## Begin

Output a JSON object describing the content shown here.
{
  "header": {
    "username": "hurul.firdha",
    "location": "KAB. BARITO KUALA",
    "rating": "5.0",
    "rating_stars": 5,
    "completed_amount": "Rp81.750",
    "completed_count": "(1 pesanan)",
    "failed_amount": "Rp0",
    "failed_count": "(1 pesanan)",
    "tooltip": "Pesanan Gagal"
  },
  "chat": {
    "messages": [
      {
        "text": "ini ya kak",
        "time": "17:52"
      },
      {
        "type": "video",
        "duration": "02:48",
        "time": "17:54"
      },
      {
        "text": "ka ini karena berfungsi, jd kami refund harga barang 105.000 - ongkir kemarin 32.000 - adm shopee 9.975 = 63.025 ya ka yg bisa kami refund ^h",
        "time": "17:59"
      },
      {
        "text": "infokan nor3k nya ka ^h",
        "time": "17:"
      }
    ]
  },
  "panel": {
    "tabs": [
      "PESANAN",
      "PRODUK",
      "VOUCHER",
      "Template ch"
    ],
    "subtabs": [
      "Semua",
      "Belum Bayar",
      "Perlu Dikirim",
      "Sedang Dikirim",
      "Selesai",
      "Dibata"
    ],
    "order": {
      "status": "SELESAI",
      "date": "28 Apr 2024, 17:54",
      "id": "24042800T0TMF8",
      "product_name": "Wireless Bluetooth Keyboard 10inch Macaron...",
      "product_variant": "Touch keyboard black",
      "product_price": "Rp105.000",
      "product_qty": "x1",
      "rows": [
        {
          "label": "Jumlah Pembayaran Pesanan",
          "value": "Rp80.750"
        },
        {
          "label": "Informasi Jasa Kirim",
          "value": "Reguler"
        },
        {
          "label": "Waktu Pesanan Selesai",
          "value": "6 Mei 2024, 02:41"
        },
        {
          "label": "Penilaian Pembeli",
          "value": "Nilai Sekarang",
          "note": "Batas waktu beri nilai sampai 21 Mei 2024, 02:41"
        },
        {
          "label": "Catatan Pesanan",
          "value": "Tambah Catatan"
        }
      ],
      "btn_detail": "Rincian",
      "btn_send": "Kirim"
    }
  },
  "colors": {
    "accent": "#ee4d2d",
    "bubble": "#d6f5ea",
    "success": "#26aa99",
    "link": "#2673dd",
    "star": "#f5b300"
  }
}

## End

> _Task to carry out_:
Search the data for "text". Copy every line that has it.

> _Output of the task_:
        "text": "ini ya kak",
        "text": "ka ini karena berfungsi, jd kami refund harga barang 105.000 - ongkir kemarin 32.000 - adm shopee 9.975 = 63.025 ya ka yg bisa kami refund ^h",
        "text": "infokan nor3k nya ka ^h",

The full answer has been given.